= Raw data =
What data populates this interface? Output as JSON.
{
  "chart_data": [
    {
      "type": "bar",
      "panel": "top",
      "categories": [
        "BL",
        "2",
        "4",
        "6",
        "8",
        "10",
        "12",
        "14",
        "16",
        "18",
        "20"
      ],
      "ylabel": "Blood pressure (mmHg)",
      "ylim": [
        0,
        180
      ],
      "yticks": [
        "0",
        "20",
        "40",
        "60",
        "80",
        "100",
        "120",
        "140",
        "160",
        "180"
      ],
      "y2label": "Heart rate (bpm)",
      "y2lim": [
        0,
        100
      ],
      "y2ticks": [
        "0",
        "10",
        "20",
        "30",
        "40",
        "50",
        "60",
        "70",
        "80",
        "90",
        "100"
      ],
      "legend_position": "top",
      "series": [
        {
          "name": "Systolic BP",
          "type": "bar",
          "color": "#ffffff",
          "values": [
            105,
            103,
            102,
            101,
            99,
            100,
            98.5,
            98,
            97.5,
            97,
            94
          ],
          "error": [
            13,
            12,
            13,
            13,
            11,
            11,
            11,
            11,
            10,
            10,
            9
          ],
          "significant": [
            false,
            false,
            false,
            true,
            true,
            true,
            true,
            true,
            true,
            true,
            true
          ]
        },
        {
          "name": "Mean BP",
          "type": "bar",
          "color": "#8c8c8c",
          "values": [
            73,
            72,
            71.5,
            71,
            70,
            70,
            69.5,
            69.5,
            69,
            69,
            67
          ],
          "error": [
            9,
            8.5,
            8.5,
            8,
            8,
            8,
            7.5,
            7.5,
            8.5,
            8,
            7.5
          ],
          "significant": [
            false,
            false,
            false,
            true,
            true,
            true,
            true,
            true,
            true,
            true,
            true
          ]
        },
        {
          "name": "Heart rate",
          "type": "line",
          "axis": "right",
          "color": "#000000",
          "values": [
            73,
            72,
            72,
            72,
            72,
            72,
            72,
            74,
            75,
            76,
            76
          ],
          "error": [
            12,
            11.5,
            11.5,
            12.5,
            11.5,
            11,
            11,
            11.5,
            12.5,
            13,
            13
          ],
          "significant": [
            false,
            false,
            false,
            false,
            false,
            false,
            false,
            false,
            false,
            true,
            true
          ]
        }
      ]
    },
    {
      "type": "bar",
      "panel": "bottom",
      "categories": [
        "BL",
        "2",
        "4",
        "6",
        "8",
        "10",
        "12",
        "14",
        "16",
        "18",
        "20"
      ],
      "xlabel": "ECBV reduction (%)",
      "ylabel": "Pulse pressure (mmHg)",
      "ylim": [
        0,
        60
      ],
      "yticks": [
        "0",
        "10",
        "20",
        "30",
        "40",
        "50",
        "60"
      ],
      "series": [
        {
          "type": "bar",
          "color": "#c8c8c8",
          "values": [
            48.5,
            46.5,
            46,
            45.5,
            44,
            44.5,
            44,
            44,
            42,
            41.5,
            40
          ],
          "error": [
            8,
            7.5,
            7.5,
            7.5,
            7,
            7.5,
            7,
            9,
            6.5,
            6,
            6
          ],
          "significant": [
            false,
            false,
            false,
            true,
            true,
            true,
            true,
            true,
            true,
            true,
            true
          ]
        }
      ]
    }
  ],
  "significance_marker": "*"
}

= Given problem =
Search the records for the word "name" and copy every line where it occurs.

= Exercise solution =
          "name": "Systolic BP",
          "name": "Mean BP",
          "name": "Heart rate",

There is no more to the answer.